## begin

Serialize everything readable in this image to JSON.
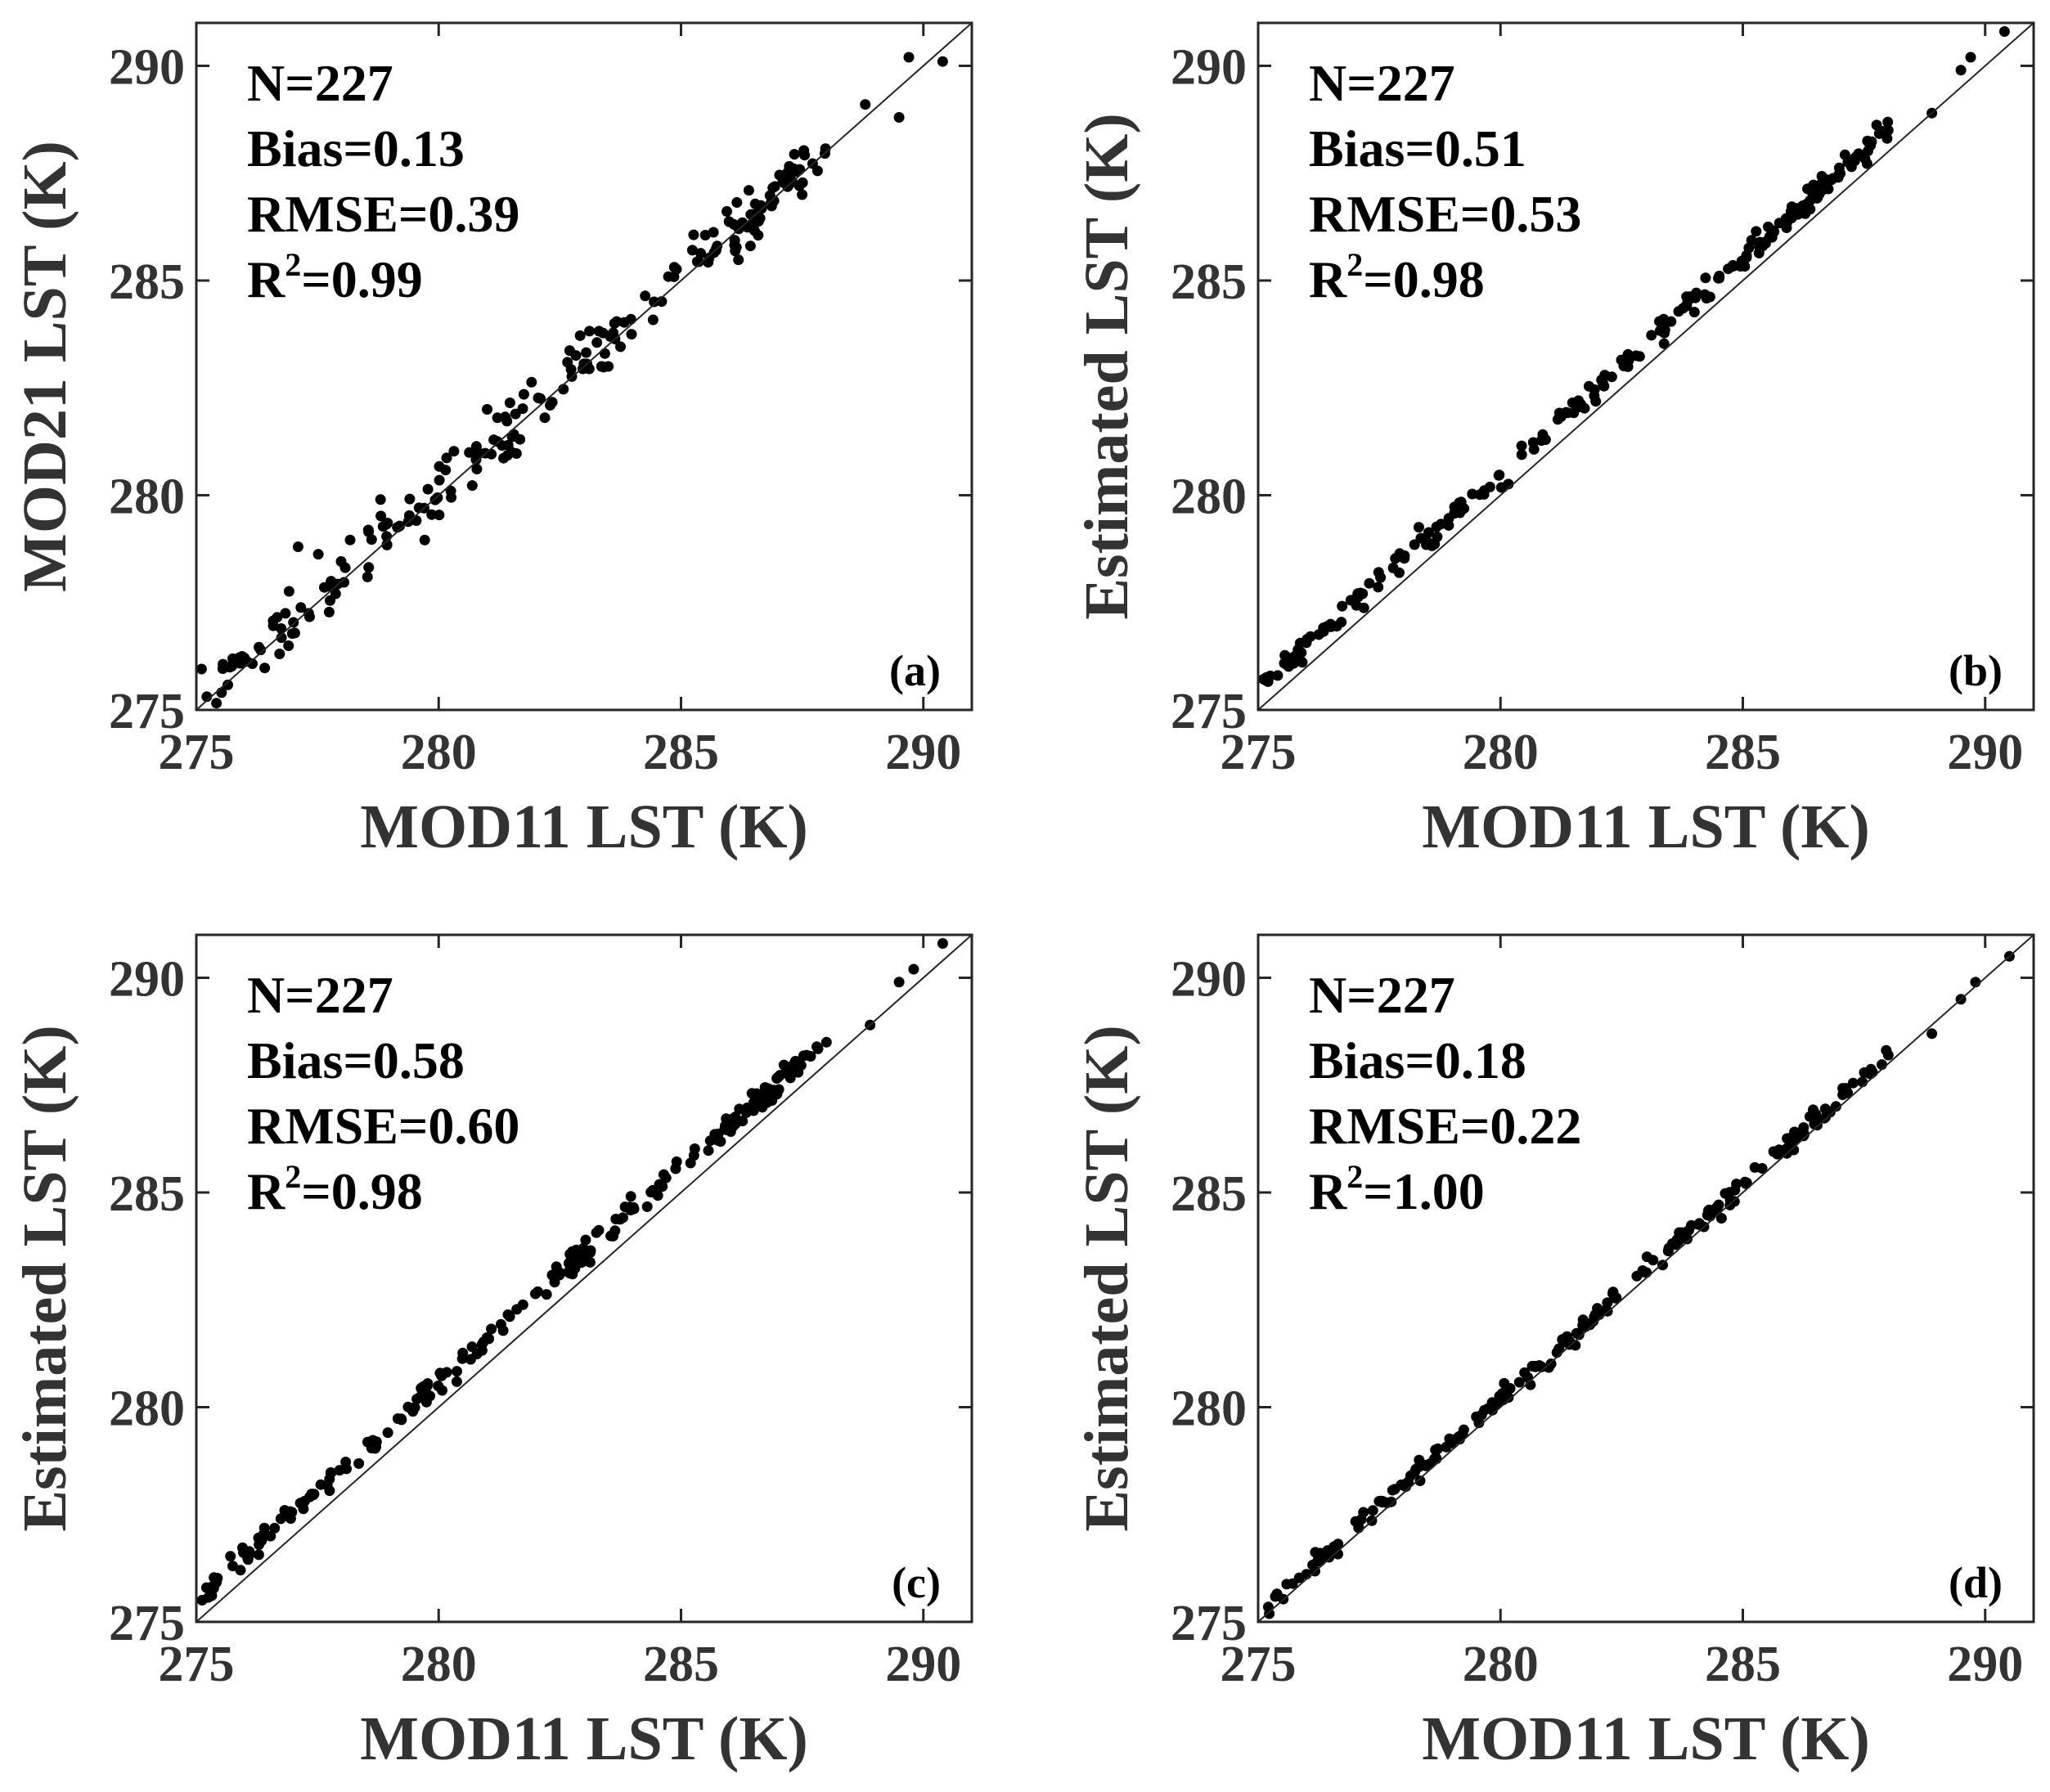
{
  "chart_data": [
    {
      "type": "scatter",
      "panel": "(a)",
      "xlabel": "MOD11 LST (K)",
      "ylabel": "MOD21 LST (K)",
      "xlim": [
        275,
        291
      ],
      "ylim": [
        275,
        291
      ],
      "xticks": [
        275,
        280,
        285,
        290
      ],
      "yticks": [
        275,
        280,
        285,
        290
      ],
      "reference_line": "1:1",
      "stats": {
        "n": "N=227",
        "bias": "Bias=0.13",
        "rmse": "RMSE=0.39",
        "r2_base": "R",
        "r2_exp": "2",
        "r2_val": "=0.99"
      },
      "points": {
        "count": 227,
        "bias": 0.13,
        "scatter": 0.36,
        "seed": 11,
        "outliers": [
          [
            277.1,
            278.8
          ],
          [
            278.8,
            279.9
          ],
          [
            281.0,
            282.0
          ],
          [
            283.5,
            283.0
          ],
          [
            286.4,
            287.1
          ],
          [
            287.5,
            287.0
          ],
          [
            289.5,
            288.8
          ],
          [
            289.7,
            290.2
          ],
          [
            290.4,
            290.1
          ],
          [
            288.8,
            289.1
          ]
        ]
      }
    },
    {
      "type": "scatter",
      "panel": "(b)",
      "xlabel": "MOD11 LST (K)",
      "ylabel": "Estimated LST (K)",
      "xlim": [
        275,
        291
      ],
      "ylim": [
        275,
        291
      ],
      "xticks": [
        275,
        280,
        285,
        290
      ],
      "yticks": [
        275,
        280,
        285,
        290
      ],
      "reference_line": "1:1",
      "stats": {
        "n": "N=227",
        "bias": "Bias=0.51",
        "rmse": "RMSE=0.53",
        "r2_base": "R",
        "r2_exp": "2",
        "r2_val": "=0.98"
      },
      "points": {
        "count": 227,
        "bias": 0.51,
        "scatter": 0.14,
        "seed": 23,
        "outliers": [
          [
            289.5,
            289.9
          ],
          [
            289.7,
            290.2
          ],
          [
            290.4,
            290.8
          ],
          [
            288.0,
            288.5
          ],
          [
            288.9,
            288.9
          ]
        ]
      }
    },
    {
      "type": "scatter",
      "panel": "(c)",
      "xlabel": "MOD11 LST (K)",
      "ylabel": "Estimated LST (K)",
      "xlim": [
        275,
        291
      ],
      "ylim": [
        275,
        291
      ],
      "xticks": [
        275,
        280,
        285,
        290
      ],
      "yticks": [
        275,
        280,
        285,
        290
      ],
      "reference_line": "1:1",
      "stats": {
        "n": "N=227",
        "bias": "Bias=0.58",
        "rmse": "RMSE=0.60",
        "r2_base": "R",
        "r2_exp": "2",
        "r2_val": "=0.98"
      },
      "points": {
        "count": 227,
        "bias": 0.58,
        "scatter": 0.15,
        "seed": 37,
        "outliers": [
          [
            289.5,
            289.9
          ],
          [
            289.8,
            290.2
          ],
          [
            290.4,
            290.8
          ],
          [
            288.0,
            288.5
          ],
          [
            288.9,
            288.9
          ]
        ]
      }
    },
    {
      "type": "scatter",
      "panel": "(d)",
      "xlabel": "MOD11 LST (K)",
      "ylabel": "Estimated LST (K)",
      "xlim": [
        275,
        291
      ],
      "ylim": [
        275,
        291
      ],
      "xticks": [
        275,
        280,
        285,
        290
      ],
      "yticks": [
        275,
        280,
        285,
        290
      ],
      "reference_line": "1:1",
      "stats": {
        "n": "N=227",
        "bias": "Bias=0.18",
        "rmse": "RMSE=0.22",
        "r2_base": "R",
        "r2_exp": "2",
        "r2_val": "=1.00"
      },
      "points": {
        "count": 227,
        "bias": 0.18,
        "scatter": 0.12,
        "seed": 53,
        "outliers": [
          [
            289.5,
            289.5
          ],
          [
            289.8,
            289.9
          ],
          [
            290.5,
            290.5
          ],
          [
            288.0,
            288.2
          ],
          [
            288.9,
            288.7
          ]
        ]
      }
    }
  ]
}
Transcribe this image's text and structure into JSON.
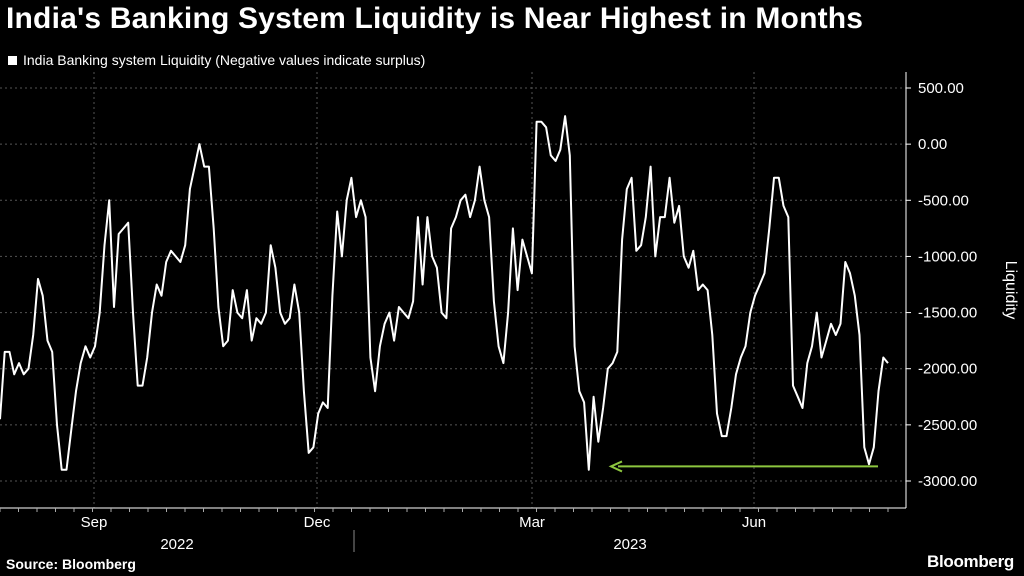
{
  "title": "India's Banking System Liquidity is Near Highest in Months",
  "source": "Source: Bloomberg",
  "brand": "Bloomberg",
  "chart_data": {
    "type": "line",
    "title": "India's Banking System Liquidity is Near Highest in Months",
    "ylabel": "Liquidity",
    "ylim": [
      -3000,
      500
    ],
    "y_ticks": [
      {
        "value": 500,
        "label": "500.00"
      },
      {
        "value": 0,
        "label": "0.00"
      },
      {
        "value": -500,
        "label": "-500.00"
      },
      {
        "value": -1000,
        "label": "-1000.00"
      },
      {
        "value": -1500,
        "label": "-1500.00"
      },
      {
        "value": -2000,
        "label": "-2000.00"
      },
      {
        "value": -2500,
        "label": "-2500.00"
      },
      {
        "value": -3000,
        "label": "-3000.00"
      }
    ],
    "x_month_ticks": [
      "Sep",
      "Dec",
      "Mar",
      "Jun"
    ],
    "x_year_labels": [
      "2022",
      "2023"
    ],
    "grid": true,
    "legend": "top-left",
    "colors": {
      "line": "#ffffff",
      "arrow": "#8dc63f",
      "grid": "#555555",
      "background": "#000000"
    },
    "series": [
      {
        "name": "India Banking system Liquidity (Negative values indicate surplus)",
        "values": [
          -2450,
          -1850,
          -1850,
          -2050,
          -1950,
          -2050,
          -2000,
          -1700,
          -1200,
          -1350,
          -1750,
          -1850,
          -2500,
          -2900,
          -2900,
          -2550,
          -2200,
          -1950,
          -1800,
          -1900,
          -1800,
          -1500,
          -900,
          -500,
          -1450,
          -800,
          -750,
          -700,
          -1500,
          -2150,
          -2150,
          -1900,
          -1500,
          -1250,
          -1350,
          -1050,
          -950,
          -1000,
          -1050,
          -900,
          -400,
          -200,
          0,
          -200,
          -200,
          -750,
          -1450,
          -1800,
          -1750,
          -1300,
          -1500,
          -1550,
          -1300,
          -1750,
          -1550,
          -1600,
          -1500,
          -900,
          -1100,
          -1500,
          -1600,
          -1550,
          -1250,
          -1500,
          -2200,
          -2750,
          -2700,
          -2400,
          -2300,
          -2350,
          -1350,
          -600,
          -1000,
          -500,
          -300,
          -650,
          -500,
          -650,
          -1900,
          -2200,
          -1800,
          -1600,
          -1500,
          -1750,
          -1450,
          -1500,
          -1550,
          -1400,
          -650,
          -1250,
          -650,
          -1000,
          -1100,
          -1500,
          -1550,
          -750,
          -650,
          -500,
          -450,
          -650,
          -500,
          -200,
          -500,
          -650,
          -1400,
          -1800,
          -1950,
          -1500,
          -750,
          -1300,
          -850,
          -1000,
          -1150,
          200,
          200,
          150,
          -100,
          -150,
          -50,
          250,
          -100,
          -1800,
          -2200,
          -2300,
          -2900,
          -2250,
          -2650,
          -2350,
          -2000,
          -1950,
          -1850,
          -850,
          -400,
          -300,
          -950,
          -900,
          -650,
          -200,
          -1000,
          -650,
          -650,
          -300,
          -700,
          -550,
          -1000,
          -1100,
          -950,
          -1300,
          -1250,
          -1300,
          -1700,
          -2400,
          -2600,
          -2600,
          -2350,
          -2050,
          -1900,
          -1800,
          -1500,
          -1350,
          -1250,
          -1150,
          -750,
          -300,
          -300,
          -550,
          -650,
          -2150,
          -2250,
          -2350,
          -1950,
          -1800,
          -1500,
          -1900,
          -1750,
          -1600,
          -1700,
          -1600,
          -1050,
          -1150,
          -1350,
          -1700,
          -2700,
          -2850,
          -2700,
          -2200,
          -1900,
          -1950
        ]
      }
    ],
    "annotations": [
      {
        "type": "arrow",
        "from_value": -2870,
        "to_value": -2870,
        "description_color": "#8dc63f"
      }
    ]
  }
}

## end

> _Given request_: Copy out the records above in full, exactly as written, but not the pictures.

> _Answer to the exercise_:
Serialize everything readable in this image to JSON.
{
  "chart_data": [
    {
      "type": "scatter",
      "panel": "(a)",
      "xlabel": "MOD11 LST (K)",
      "ylabel": "MOD21 LST (K)",
      "xlim": [
        275,
        291
      ],
      "ylim": [
        275,
        291
      ],
      "xticks": [
        275,
        280,
        285,
        290
      ],
      "yticks": [
        275,
        280,
        285,
        290
      ],
      "reference_line": "1:1",
      "stats": {
        "n": "N=227",
        "bias": "Bias=0.13",
        "rmse": "RMSE=0.39",
        "r2_base": "R",
        "r2_exp": "2",
        "r2_val": "=0.99"
      },
      "points": {
        "count": 227,
        "bias": 0.13,
        "scatter": 0.36,
        "seed": 11,
        "outliers": [
          [
            277.1,
            278.8
          ],
          [
            278.8,
            279.9
          ],
          [
            281.0,
            282.0
          ],
          [
            283.5,
            283.0
          ],
          [
            286.4,
            287.1
          ],
          [
            287.5,
            287.0
          ],
          [
            289.5,
            288.8
          ],
          [
            289.7,
            290.2
          ],
          [
            290.4,
            290.1
          ],
          [
            288.8,
            289.1
          ]
        ]
      }
    },
    {
      "type": "scatter",
      "panel": "(b)",
      "xlabel": "MOD11 LST (K)",
      "ylabel": "Estimated LST (K)",
      "xlim": [
        275,
        291
      ],
      "ylim": [
        275,
        291
      ],
      "xticks": [
        275,
        280,
        285,
        290
      ],
      "yticks": [
        275,
        280,
        285,
        290
      ],
      "reference_line": "1:1",
      "stats": {
        "n": "N=227",
        "bias": "Bias=0.51",
        "rmse": "RMSE=0.53",
        "r2_base": "R",
        "r2_exp": "2",
        "r2_val": "=0.98"
      },
      "points": {
        "count": 227,
        "bias": 0.51,
        "scatter": 0.14,
        "seed": 23,
        "outliers": [
          [
            289.5,
            289.9
          ],
          [
            289.7,
            290.2
          ],
          [
            290.4,
            290.8
          ],
          [
            288.0,
            288.5
          ],
          [
            288.9,
            288.9
          ]
        ]
      }
    },
    {
      "type": "scatter",
      "panel": "(c)",
      "xlabel": "MOD11 LST (K)",
      "ylabel": "Estimated LST (K)",
      "xlim": [
        275,
        291
      ],
      "ylim": [
        275,
        291
      ],
      "xticks": [
        275,
        280,
        285,
        290
      ],
      "yticks": [
        275,
        280,
        285,
        290
      ],
      "reference_line": "1:1",
      "stats": {
        "n": "N=227",
        "bias": "Bias=0.58",
        "rmse": "RMSE=0.60",
        "r2_base": "R",
        "r2_exp": "2",
        "r2_val": "=0.98"
      },
      "points": {
        "count": 227,
        "bias": 0.58,
        "scatter": 0.15,
        "seed": 37,
        "outliers": [
          [
            289.5,
            289.9
          ],
          [
            289.8,
            290.2
          ],
          [
            290.4,
            290.8
          ],
          [
            288.0,
            288.5
          ],
          [
            288.9,
            288.9
          ]
        ]
      }
    },
    {
      "type": "scatter",
      "panel": "(d)",
      "xlabel": "MOD11 LST (K)",
      "ylabel": "Estimated LST (K)",
      "xlim": [
        275,
        291
      ],
      "ylim": [
        275,
        291
      ],
      "xticks": [
        275,
        280,
        285,
        290
      ],
      "yticks": [
        275,
        280,
        285,
        290
      ],
      "reference_line": "1:1",
      "stats": {
        "n": "N=227",
        "bias": "Bias=0.18",
        "rmse": "RMSE=0.22",
        "r2_base": "R",
        "r2_exp": "2",
        "r2_val": "=1.00"
      },
      "points": {
        "count": 227,
        "bias": 0.18,
        "scatter": 0.12,
        "seed": 53,
        "outliers": [
          [
            289.5,
            289.5
          ],
          [
            289.8,
            289.9
          ],
          [
            290.5,
            290.5
          ],
          [
            288.0,
            288.2
          ],
          [
            288.9,
            288.7
          ]
        ]
      }
    }
  ]
}
Transcribe this image's text and structure into JSON.
{
  "title": "India's Banking System Liquidity is Near Highest in Months",
  "source": "Source: Bloomberg",
  "brand": "Bloomberg",
  "chart_data": {
    "type": "line",
    "title": "India's Banking System Liquidity is Near Highest in Months",
    "ylabel": "Liquidity",
    "ylim": [
      -3000,
      500
    ],
    "y_ticks": [
      {
        "value": 500,
        "label": "500.00"
      },
      {
        "value": 0,
        "label": "0.00"
      },
      {
        "value": -500,
        "label": "-500.00"
      },
      {
        "value": -1000,
        "label": "-1000.00"
      },
      {
        "value": -1500,
        "label": "-1500.00"
      },
      {
        "value": -2000,
        "label": "-2000.00"
      },
      {
        "value": -2500,
        "label": "-2500.00"
      },
      {
        "value": -3000,
        "label": "-3000.00"
      }
    ],
    "x_month_ticks": [
      "Sep",
      "Dec",
      "Mar",
      "Jun"
    ],
    "x_year_labels": [
      "2022",
      "2023"
    ],
    "grid": true,
    "legend": "top-left",
    "colors": {
      "line": "#ffffff",
      "arrow": "#8dc63f",
      "grid": "#555555",
      "background": "#000000"
    },
    "series": [
      {
        "name": "India Banking system Liquidity (Negative values indicate surplus)",
        "values": [
          -2450,
          -1850,
          -1850,
          -2050,
          -1950,
          -2050,
          -2000,
          -1700,
          -1200,
          -1350,
          -1750,
          -1850,
          -2500,
          -2900,
          -2900,
          -2550,
          -2200,
          -1950,
          -1800,
          -1900,
          -1800,
          -1500,
          -900,
          -500,
          -1450,
          -800,
          -750,
          -700,
          -1500,
          -2150,
          -2150,
          -1900,
          -1500,
          -1250,
          -1350,
          -1050,
          -950,
          -1000,
          -1050,
          -900,
          -400,
          -200,
          0,
          -200,
          -200,
          -750,
          -1450,
          -1800,
          -1750,
          -1300,
          -1500,
          -1550,
          -1300,
          -1750,
          -1550,
          -1600,
          -1500,
          -900,
          -1100,
          -1500,
          -1600,
          -1550,
          -1250,
          -1500,
          -2200,
          -2750,
          -2700,
          -2400,
          -2300,
          -2350,
          -1350,
          -600,
          -1000,
          -500,
          -300,
          -650,
          -500,
          -650,
          -1900,
          -2200,
          -1800,
          -1600,
          -1500,
          -1750,
          -1450,
          -1500,
          -1550,
          -1400,
          -650,
          -1250,
          -650,
          -1000,
          -1100,
          -1500,
          -1550,
          -750,
          -650,
          -500,
          -450,
          -650,
          -500,
          -200,
          -500,
          -650,
          -1400,
          -1800,
          -1950,
          -1500,
          -750,
          -1300,
          -850,
          -1000,
          -1150,
          200,
          200,
          150,
          -100,
          -150,
          -50,
          250,
          -100,
          -1800,
          -2200,
          -2300,
          -2900,
          -2250,
          -2650,
          -2350,
          -2000,
          -1950,
          -1850,
          -850,
          -400,
          -300,
          -950,
          -900,
          -650,
          -200,
          -1000,
          -650,
          -650,
          -300,
          -700,
          -550,
          -1000,
          -1100,
          -950,
          -1300,
          -1250,
          -1300,
          -1700,
          -2400,
          -2600,
          -2600,
          -2350,
          -2050,
          -1900,
          -1800,
          -1500,
          -1350,
          -1250,
          -1150,
          -750,
          -300,
          -300,
          -550,
          -650,
          -2150,
          -2250,
          -2350,
          -1950,
          -1800,
          -1500,
          -1900,
          -1750,
          -1600,
          -1700,
          -1600,
          -1050,
          -1150,
          -1350,
          -1700,
          -2700,
          -2850,
          -2700,
          -2200,
          -1900,
          -1950
        ]
      }
    ],
    "annotations": [
      {
        "type": "arrow",
        "from_value": -2870,
        "to_value": -2870,
        "description_color": "#8dc63f"
      }
    ]
  }
}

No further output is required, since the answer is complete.